- [EXCERPTED DATA]
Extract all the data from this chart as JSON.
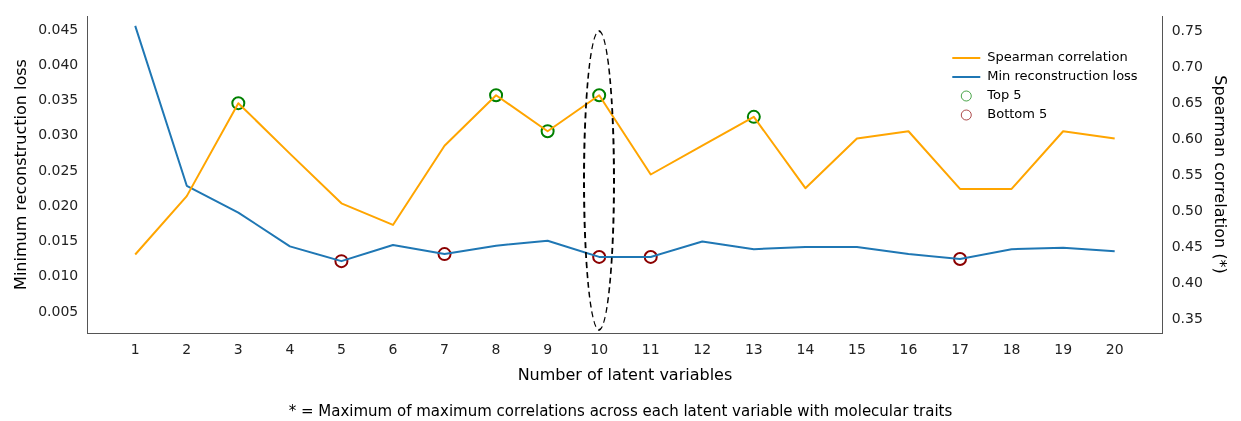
{
  "chart_data": {
    "type": "line",
    "xlabel": "Number of latent variables",
    "ylabel": "Minimum reconstruction loss",
    "y2label": "Spearman correlation (*)",
    "annotations": [
      "* = Maximum of maximum correlations across each latent variable with molecular traits"
    ],
    "x": [
      1,
      2,
      3,
      4,
      5,
      6,
      7,
      8,
      9,
      10,
      11,
      12,
      13,
      14,
      15,
      16,
      17,
      18,
      19,
      20
    ],
    "xlim": [
      0.07,
      20.93
    ],
    "xticks": [
      1,
      2,
      3,
      4,
      5,
      6,
      7,
      8,
      9,
      10,
      11,
      12,
      13,
      14,
      15,
      16,
      17,
      18,
      19,
      20
    ],
    "ylim": [
      0.002,
      0.047
    ],
    "yticks": [
      0.005,
      {
        "value": 0.01,
        "label": "0.010"
      },
      0.015,
      {
        "value": 0.02,
        "label": "0.020"
      },
      0.025,
      {
        "value": 0.03,
        "label": "0.030"
      },
      0.035,
      {
        "value": 0.04,
        "label": "0.040"
      },
      0.045
    ],
    "y2lim": [
      0.331,
      0.771
    ],
    "y2ticks": [
      0.35,
      {
        "value": 0.4,
        "label": "0.40"
      },
      0.45,
      {
        "value": 0.5,
        "label": "0.50"
      },
      0.55,
      {
        "value": 0.6,
        "label": "0.60"
      },
      0.65,
      {
        "value": 0.7,
        "label": "0.70"
      },
      0.75
    ],
    "grid": false,
    "legend": "top right",
    "series": [
      {
        "name": "Spearman correlation",
        "type": "line",
        "axis": "y2",
        "color": "#ffa500",
        "marker": "none",
        "values": [
          0.44,
          0.521,
          0.65,
          0.58,
          0.511,
          0.481,
          0.591,
          0.661,
          0.611,
          0.661,
          0.551,
          0.591,
          0.631,
          0.532,
          0.601,
          0.611,
          0.531,
          0.531,
          0.611,
          0.601
        ]
      },
      {
        "name": "Min reconstruction loss",
        "type": "line",
        "color": "#1f77b4",
        "marker": "none",
        "values": [
          0.0456,
          0.0229,
          0.0191,
          0.0143,
          0.0122,
          0.0145,
          0.0132,
          0.0144,
          0.0151,
          0.0128,
          0.0128,
          0.015,
          0.0139,
          0.0142,
          0.0142,
          0.0132,
          0.0125,
          0.0139,
          0.0141,
          0.0136
        ]
      },
      {
        "name": "Top 5",
        "type": "scatter",
        "axis": "y2",
        "color": "#008000",
        "marker": "circle",
        "x": [
          3,
          8,
          9,
          10,
          13
        ],
        "values": [
          0.65,
          0.661,
          0.611,
          0.661,
          0.631
        ]
      },
      {
        "name": "Bottom 5",
        "type": "scatter",
        "color": "#8b0000",
        "marker": "circle",
        "x": [
          5,
          7,
          10,
          11,
          17
        ],
        "values": [
          0.0122,
          0.0132,
          0.0128,
          0.0128,
          0.0125
        ]
      }
    ]
  }
}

- [SET EXERCISE] Retype all the records shown above, character for character. Omit every picture.

- [FINISHED EXERCISE]
Extract all the data from this chart as JSON.
{
  "chart_data": {
    "type": "line",
    "xlabel": "Number of latent variables",
    "ylabel": "Minimum reconstruction loss",
    "y2label": "Spearman correlation (*)",
    "annotations": [
      "* = Maximum of maximum correlations across each latent variable with molecular traits"
    ],
    "x": [
      1,
      2,
      3,
      4,
      5,
      6,
      7,
      8,
      9,
      10,
      11,
      12,
      13,
      14,
      15,
      16,
      17,
      18,
      19,
      20
    ],
    "xlim": [
      0.07,
      20.93
    ],
    "xticks": [
      1,
      2,
      3,
      4,
      5,
      6,
      7,
      8,
      9,
      10,
      11,
      12,
      13,
      14,
      15,
      16,
      17,
      18,
      19,
      20
    ],
    "ylim": [
      0.002,
      0.047
    ],
    "yticks": [
      0.005,
      {
        "value": 0.01,
        "label": "0.010"
      },
      0.015,
      {
        "value": 0.02,
        "label": "0.020"
      },
      0.025,
      {
        "value": 0.03,
        "label": "0.030"
      },
      0.035,
      {
        "value": 0.04,
        "label": "0.040"
      },
      0.045
    ],
    "y2lim": [
      0.331,
      0.771
    ],
    "y2ticks": [
      0.35,
      {
        "value": 0.4,
        "label": "0.40"
      },
      0.45,
      {
        "value": 0.5,
        "label": "0.50"
      },
      0.55,
      {
        "value": 0.6,
        "label": "0.60"
      },
      0.65,
      {
        "value": 0.7,
        "label": "0.70"
      },
      0.75
    ],
    "grid": false,
    "legend": "top right",
    "series": [
      {
        "name": "Spearman correlation",
        "type": "line",
        "axis": "y2",
        "color": "#ffa500",
        "marker": "none",
        "values": [
          0.44,
          0.521,
          0.65,
          0.58,
          0.511,
          0.481,
          0.591,
          0.661,
          0.611,
          0.661,
          0.551,
          0.591,
          0.631,
          0.532,
          0.601,
          0.611,
          0.531,
          0.531,
          0.611,
          0.601
        ]
      },
      {
        "name": "Min reconstruction loss",
        "type": "line",
        "color": "#1f77b4",
        "marker": "none",
        "values": [
          0.0456,
          0.0229,
          0.0191,
          0.0143,
          0.0122,
          0.0145,
          0.0132,
          0.0144,
          0.0151,
          0.0128,
          0.0128,
          0.015,
          0.0139,
          0.0142,
          0.0142,
          0.0132,
          0.0125,
          0.0139,
          0.0141,
          0.0136
        ]
      },
      {
        "name": "Top 5",
        "type": "scatter",
        "axis": "y2",
        "color": "#008000",
        "marker": "circle",
        "x": [
          3,
          8,
          9,
          10,
          13
        ],
        "values": [
          0.65,
          0.661,
          0.611,
          0.661,
          0.631
        ]
      },
      {
        "name": "Bottom 5",
        "type": "scatter",
        "color": "#8b0000",
        "marker": "circle",
        "x": [
          5,
          7,
          10,
          11,
          17
        ],
        "values": [
          0.0122,
          0.0132,
          0.0128,
          0.0128,
          0.0125
        ]
      }
    ]
  }
}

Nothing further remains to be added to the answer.